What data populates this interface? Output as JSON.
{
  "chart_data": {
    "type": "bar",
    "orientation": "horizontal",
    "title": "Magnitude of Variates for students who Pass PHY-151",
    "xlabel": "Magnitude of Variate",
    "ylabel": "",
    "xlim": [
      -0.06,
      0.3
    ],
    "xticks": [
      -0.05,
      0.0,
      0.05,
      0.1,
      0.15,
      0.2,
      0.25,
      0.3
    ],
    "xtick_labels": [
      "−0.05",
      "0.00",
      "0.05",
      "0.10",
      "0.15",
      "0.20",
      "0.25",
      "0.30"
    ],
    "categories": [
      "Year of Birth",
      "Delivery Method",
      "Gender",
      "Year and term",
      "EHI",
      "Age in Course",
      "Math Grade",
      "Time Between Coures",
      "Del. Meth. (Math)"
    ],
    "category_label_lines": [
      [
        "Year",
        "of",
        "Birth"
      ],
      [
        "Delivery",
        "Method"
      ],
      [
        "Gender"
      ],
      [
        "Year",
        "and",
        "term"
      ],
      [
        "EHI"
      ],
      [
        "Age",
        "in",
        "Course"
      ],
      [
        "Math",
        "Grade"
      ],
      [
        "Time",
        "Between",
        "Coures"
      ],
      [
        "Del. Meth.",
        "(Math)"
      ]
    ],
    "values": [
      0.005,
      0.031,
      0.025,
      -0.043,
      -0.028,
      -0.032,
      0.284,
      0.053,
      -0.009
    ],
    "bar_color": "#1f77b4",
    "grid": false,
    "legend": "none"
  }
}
---------------
Restate each record word for word.

### Final result
What data populates this interface? Output as JSON.
{
  "chart_data": {
    "type": "bar",
    "orientation": "horizontal",
    "title": "Magnitude of Variates for students who Pass PHY-151",
    "xlabel": "Magnitude of Variate",
    "ylabel": "",
    "xlim": [
      -0.06,
      0.3
    ],
    "xticks": [
      -0.05,
      0.0,
      0.05,
      0.1,
      0.15,
      0.2,
      0.25,
      0.3
    ],
    "xtick_labels": [
      "−0.05",
      "0.00",
      "0.05",
      "0.10",
      "0.15",
      "0.20",
      "0.25",
      "0.30"
    ],
    "categories": [
      "Year of Birth",
      "Delivery Method",
      "Gender",
      "Year and term",
      "EHI",
      "Age in Course",
      "Math Grade",
      "Time Between Coures",
      "Del. Meth. (Math)"
    ],
    "category_label_lines": [
      [
        "Year",
        "of",
        "Birth"
      ],
      [
        "Delivery",
        "Method"
      ],
      [
        "Gender"
      ],
      [
        "Year",
        "and",
        "term"
      ],
      [
        "EHI"
      ],
      [
        "Age",
        "in",
        "Course"
      ],
      [
        "Math",
        "Grade"
      ],
      [
        "Time",
        "Between",
        "Coures"
      ],
      [
        "Del. Meth.",
        "(Math)"
      ]
    ],
    "values": [
      0.005,
      0.031,
      0.025,
      -0.043,
      -0.028,
      -0.032,
      0.284,
      0.053,
      -0.009
    ],
    "bar_color": "#1f77b4",
    "grid": false,
    "legend": "none"
  }
}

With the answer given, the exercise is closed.